## [Given request]
Tally every line of the listing below that holds "this", then give the tally alone.

[Figure content listings]
** BEGIN **
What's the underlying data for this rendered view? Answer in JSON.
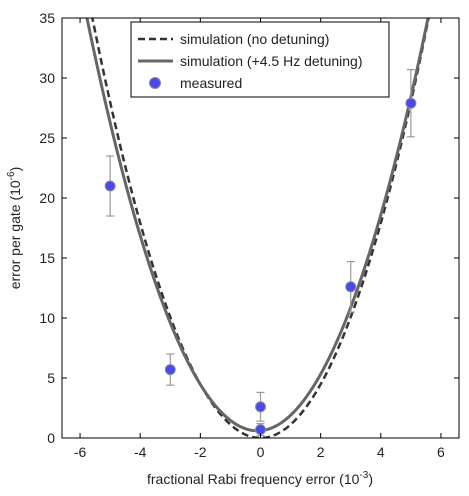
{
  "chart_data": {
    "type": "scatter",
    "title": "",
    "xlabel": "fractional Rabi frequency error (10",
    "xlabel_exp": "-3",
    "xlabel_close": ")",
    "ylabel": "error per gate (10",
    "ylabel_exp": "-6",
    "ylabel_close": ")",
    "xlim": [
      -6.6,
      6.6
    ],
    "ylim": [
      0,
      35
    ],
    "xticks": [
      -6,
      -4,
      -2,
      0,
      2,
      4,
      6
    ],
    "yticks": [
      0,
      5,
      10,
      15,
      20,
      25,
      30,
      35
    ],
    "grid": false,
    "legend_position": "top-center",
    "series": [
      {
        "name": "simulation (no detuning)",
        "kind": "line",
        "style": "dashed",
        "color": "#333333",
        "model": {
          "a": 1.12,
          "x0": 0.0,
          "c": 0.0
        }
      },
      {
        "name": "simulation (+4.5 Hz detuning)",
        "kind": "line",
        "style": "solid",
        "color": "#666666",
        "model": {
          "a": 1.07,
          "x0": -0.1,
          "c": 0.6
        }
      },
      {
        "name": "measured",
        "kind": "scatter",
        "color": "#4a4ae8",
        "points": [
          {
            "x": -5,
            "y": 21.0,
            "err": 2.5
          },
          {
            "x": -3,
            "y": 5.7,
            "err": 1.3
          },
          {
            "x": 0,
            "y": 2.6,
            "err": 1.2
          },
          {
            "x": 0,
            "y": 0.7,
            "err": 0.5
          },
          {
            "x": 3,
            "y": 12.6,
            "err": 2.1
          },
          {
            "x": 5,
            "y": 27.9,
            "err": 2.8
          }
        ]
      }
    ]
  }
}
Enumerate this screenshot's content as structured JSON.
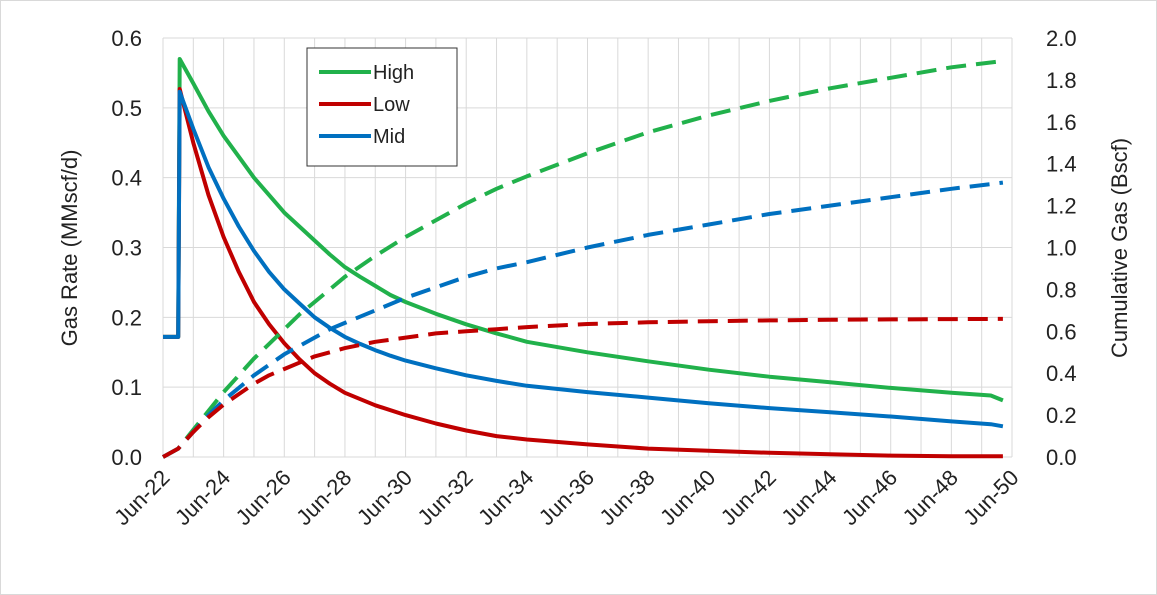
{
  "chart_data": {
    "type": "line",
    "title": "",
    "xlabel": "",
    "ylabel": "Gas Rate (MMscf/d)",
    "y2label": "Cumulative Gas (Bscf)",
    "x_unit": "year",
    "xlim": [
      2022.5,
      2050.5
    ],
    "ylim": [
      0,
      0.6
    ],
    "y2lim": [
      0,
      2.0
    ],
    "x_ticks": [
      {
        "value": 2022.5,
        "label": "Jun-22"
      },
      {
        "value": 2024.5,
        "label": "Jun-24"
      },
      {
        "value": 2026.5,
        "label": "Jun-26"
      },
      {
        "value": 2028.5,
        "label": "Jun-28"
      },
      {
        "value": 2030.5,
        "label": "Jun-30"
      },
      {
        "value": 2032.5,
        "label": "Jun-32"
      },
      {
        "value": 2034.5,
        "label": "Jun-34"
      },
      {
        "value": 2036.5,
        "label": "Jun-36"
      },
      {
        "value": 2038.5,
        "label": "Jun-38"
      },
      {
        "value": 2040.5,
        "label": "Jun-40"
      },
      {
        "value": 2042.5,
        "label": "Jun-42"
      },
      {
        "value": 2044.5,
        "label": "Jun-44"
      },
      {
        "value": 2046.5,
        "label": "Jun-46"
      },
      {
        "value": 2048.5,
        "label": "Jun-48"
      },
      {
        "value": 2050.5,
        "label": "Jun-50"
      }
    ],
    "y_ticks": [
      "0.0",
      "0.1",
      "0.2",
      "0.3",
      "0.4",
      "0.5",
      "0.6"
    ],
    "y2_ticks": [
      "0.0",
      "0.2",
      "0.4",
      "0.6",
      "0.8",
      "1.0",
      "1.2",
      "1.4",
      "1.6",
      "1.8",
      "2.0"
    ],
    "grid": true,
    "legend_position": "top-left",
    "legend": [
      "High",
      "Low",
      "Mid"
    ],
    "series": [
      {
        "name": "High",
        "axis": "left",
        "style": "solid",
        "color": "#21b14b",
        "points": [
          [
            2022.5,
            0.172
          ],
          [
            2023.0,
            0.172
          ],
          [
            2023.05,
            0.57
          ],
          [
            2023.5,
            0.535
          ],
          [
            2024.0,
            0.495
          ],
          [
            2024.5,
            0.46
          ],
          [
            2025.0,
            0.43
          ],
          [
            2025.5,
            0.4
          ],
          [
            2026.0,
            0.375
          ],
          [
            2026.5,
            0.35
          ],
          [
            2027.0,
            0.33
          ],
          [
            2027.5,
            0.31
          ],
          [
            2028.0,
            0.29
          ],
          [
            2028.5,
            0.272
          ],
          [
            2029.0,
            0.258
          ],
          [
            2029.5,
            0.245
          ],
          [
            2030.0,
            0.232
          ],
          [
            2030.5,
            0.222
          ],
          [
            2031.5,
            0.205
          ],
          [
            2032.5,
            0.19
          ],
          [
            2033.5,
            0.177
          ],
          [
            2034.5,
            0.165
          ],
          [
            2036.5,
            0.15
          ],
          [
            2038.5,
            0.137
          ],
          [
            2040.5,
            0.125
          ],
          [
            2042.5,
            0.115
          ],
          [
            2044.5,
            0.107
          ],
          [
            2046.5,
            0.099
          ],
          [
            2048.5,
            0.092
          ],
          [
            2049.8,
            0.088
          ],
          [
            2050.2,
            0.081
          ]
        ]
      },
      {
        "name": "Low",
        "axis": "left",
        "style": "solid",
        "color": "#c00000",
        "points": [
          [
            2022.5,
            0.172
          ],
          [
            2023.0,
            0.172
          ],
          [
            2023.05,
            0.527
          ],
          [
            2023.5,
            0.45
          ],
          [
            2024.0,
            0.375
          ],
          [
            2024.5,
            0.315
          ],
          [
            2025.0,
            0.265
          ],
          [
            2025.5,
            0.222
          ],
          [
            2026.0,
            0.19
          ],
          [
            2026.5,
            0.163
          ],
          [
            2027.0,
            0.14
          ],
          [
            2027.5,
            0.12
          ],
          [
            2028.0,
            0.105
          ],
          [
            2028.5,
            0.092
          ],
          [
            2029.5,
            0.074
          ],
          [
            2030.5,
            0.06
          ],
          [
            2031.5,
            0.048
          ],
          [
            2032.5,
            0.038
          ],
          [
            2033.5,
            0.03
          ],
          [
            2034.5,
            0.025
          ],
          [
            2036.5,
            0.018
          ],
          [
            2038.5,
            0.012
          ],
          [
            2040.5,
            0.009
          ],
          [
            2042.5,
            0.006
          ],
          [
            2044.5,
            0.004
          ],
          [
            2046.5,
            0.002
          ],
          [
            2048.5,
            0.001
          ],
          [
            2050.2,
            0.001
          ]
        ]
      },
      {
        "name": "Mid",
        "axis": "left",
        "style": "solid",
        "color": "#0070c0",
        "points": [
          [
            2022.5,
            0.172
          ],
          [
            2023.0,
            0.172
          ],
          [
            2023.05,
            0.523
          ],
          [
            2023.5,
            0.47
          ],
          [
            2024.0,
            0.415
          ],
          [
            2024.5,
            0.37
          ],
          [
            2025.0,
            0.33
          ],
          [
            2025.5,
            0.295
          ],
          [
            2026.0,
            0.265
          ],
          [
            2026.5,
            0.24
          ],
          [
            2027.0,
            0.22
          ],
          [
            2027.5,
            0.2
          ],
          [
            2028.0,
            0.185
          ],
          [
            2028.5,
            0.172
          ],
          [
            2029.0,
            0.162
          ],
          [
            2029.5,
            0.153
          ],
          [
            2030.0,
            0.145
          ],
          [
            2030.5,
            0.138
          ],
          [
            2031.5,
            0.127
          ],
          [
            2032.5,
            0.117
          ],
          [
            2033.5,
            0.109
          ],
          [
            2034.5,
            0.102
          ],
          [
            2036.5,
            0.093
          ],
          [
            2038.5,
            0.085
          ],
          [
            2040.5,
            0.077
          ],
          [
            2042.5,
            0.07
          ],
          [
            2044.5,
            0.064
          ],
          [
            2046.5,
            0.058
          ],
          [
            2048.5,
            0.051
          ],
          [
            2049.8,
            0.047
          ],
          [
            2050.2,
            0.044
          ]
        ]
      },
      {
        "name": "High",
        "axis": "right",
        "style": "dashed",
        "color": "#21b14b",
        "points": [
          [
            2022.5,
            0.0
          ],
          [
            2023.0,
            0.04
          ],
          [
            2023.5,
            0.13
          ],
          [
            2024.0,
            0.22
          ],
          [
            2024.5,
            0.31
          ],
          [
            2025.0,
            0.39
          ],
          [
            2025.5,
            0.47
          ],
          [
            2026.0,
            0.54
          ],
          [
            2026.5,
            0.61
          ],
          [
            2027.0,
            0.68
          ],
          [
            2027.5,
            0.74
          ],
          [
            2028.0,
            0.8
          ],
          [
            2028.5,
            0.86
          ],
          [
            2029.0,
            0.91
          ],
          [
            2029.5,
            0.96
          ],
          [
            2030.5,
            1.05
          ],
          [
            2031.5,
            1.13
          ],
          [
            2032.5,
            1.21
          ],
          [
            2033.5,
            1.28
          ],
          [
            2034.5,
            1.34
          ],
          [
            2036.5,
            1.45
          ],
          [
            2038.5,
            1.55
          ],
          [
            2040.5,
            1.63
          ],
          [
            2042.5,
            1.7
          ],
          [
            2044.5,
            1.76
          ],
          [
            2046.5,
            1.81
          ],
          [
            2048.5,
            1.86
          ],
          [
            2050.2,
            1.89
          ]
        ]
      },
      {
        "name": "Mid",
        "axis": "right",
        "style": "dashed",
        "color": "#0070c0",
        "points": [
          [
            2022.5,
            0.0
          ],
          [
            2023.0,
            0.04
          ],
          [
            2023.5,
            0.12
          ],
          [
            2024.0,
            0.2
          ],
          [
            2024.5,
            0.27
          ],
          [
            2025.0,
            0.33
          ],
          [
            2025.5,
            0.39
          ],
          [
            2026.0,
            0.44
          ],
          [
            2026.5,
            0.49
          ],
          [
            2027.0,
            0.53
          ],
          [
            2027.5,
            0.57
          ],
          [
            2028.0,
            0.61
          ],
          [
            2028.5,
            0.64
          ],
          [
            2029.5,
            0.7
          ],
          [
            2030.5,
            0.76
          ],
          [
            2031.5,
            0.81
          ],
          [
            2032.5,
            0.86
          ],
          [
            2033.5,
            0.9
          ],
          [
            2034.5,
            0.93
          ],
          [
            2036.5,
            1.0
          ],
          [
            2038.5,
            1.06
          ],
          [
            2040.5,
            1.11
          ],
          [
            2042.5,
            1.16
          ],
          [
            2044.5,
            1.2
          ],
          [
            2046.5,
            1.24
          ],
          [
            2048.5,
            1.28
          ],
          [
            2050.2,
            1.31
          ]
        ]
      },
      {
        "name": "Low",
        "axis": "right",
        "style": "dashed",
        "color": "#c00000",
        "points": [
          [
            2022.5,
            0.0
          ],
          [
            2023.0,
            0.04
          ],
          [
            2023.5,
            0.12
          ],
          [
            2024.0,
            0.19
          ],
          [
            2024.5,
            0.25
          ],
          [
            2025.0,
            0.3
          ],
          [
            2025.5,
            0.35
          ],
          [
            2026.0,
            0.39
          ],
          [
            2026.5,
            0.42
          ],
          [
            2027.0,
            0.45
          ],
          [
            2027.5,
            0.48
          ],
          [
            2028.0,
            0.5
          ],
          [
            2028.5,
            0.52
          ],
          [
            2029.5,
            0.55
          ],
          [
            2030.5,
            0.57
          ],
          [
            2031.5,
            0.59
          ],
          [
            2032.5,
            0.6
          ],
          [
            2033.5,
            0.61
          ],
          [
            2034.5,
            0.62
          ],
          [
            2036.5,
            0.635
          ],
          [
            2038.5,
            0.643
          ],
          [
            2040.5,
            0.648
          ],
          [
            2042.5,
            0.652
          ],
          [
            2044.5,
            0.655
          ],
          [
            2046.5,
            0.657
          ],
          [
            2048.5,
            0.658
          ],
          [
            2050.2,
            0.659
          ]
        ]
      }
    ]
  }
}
** END **
## [Reply]
2